■ EXERCISE DESCRIPTION
Gather all lines containing the string "Certified" and copy them out.

Dataset records:
[start]
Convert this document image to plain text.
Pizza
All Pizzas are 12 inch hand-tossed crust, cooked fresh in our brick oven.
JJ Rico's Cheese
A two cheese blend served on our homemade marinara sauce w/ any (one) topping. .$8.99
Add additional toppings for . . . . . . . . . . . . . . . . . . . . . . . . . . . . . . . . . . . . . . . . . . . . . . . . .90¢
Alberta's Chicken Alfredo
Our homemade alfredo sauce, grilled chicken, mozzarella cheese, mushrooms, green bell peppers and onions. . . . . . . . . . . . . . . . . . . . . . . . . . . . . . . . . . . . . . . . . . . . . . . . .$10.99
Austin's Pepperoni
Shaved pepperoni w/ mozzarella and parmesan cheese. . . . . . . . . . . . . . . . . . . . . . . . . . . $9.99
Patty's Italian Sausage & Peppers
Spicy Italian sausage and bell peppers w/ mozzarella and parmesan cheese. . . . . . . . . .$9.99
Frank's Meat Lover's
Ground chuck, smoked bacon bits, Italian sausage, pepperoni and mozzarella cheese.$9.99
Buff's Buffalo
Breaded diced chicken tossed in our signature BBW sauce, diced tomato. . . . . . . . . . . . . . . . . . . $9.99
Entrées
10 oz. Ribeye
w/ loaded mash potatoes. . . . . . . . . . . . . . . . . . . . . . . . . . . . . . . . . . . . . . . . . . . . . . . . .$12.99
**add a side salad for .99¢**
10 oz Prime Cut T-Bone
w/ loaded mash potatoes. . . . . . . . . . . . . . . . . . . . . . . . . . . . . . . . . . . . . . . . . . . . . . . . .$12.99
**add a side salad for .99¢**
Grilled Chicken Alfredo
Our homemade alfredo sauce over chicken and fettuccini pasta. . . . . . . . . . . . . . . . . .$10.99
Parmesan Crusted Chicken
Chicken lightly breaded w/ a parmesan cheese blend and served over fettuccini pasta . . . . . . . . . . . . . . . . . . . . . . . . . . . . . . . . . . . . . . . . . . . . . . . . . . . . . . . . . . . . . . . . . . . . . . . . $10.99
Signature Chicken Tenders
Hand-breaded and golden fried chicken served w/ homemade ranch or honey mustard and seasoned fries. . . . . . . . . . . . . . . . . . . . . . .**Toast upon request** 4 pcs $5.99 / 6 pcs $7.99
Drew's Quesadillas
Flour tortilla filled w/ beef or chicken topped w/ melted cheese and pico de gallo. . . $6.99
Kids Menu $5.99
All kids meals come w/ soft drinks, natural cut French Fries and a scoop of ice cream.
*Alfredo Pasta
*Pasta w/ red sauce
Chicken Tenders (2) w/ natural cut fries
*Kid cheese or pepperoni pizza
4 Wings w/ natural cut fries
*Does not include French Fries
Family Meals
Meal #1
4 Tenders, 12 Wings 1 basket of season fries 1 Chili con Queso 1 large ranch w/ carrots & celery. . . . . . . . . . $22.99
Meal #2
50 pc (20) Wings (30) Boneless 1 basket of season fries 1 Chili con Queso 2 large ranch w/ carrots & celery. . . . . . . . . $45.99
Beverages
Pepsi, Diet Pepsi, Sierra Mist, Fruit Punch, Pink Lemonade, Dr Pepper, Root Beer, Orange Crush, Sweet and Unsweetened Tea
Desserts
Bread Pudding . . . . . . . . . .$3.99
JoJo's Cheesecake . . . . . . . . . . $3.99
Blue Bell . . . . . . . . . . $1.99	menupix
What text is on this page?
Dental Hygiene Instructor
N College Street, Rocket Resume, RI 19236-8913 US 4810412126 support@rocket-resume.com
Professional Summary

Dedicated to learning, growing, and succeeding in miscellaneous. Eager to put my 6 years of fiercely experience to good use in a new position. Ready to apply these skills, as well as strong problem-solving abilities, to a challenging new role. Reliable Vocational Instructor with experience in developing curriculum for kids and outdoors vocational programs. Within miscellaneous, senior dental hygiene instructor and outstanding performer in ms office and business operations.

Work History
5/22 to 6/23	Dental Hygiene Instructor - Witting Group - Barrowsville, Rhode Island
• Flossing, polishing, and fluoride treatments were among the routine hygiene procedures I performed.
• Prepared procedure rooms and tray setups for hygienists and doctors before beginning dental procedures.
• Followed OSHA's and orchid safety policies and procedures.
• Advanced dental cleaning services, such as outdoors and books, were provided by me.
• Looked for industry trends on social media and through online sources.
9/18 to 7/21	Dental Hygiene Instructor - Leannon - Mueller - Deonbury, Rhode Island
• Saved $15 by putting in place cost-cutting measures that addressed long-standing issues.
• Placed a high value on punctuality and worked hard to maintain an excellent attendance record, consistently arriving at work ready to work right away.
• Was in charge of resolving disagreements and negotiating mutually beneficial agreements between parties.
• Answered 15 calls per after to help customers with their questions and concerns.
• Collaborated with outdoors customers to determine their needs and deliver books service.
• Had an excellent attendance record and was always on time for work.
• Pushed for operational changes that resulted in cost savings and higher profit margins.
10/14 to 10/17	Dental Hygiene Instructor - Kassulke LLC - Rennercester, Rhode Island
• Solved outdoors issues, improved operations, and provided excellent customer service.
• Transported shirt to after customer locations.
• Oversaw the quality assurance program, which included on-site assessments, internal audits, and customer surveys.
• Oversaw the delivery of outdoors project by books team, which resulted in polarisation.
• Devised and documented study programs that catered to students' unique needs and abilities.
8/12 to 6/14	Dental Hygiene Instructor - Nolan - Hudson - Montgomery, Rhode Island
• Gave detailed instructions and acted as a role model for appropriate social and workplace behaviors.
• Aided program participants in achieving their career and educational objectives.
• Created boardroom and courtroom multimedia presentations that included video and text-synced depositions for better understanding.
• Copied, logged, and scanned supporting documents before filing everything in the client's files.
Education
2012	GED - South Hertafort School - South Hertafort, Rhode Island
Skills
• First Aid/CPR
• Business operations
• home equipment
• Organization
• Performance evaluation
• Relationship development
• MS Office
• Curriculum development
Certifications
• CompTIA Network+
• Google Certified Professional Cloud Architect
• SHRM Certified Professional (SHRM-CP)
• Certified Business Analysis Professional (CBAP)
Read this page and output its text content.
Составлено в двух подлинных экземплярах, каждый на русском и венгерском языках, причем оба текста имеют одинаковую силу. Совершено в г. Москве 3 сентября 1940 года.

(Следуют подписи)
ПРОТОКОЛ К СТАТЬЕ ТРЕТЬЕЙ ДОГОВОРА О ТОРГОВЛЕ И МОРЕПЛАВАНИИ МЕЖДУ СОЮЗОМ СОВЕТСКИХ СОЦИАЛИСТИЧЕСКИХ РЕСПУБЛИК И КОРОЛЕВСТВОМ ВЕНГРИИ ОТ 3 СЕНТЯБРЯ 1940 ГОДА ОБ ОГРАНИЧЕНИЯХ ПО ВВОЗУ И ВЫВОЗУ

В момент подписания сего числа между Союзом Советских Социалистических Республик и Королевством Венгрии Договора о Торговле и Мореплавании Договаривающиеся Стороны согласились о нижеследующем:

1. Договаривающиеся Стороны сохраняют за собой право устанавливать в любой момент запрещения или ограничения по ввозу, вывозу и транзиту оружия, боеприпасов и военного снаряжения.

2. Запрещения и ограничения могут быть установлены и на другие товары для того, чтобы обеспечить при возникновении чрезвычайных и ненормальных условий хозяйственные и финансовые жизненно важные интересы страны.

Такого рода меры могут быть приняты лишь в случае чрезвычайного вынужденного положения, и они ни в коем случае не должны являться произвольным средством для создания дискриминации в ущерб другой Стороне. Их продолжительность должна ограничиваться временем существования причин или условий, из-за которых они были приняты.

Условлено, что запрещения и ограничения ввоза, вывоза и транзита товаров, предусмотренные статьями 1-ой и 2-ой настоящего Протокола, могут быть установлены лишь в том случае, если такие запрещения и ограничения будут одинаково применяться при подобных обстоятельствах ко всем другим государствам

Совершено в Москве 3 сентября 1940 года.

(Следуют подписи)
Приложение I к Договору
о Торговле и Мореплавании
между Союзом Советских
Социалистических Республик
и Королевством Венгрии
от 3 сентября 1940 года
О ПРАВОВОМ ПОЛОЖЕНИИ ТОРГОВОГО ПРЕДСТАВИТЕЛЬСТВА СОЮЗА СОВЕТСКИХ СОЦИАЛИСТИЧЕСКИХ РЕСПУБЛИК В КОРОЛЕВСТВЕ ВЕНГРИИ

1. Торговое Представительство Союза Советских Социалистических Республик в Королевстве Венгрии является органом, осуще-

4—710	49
[end]
■ REPLY TO THE EXERCISE
• Google Certified Professional Cloud Architect
• SHRM Certified Professional (SHRM-CP)
• Certified Business Analysis Professional (CBAP)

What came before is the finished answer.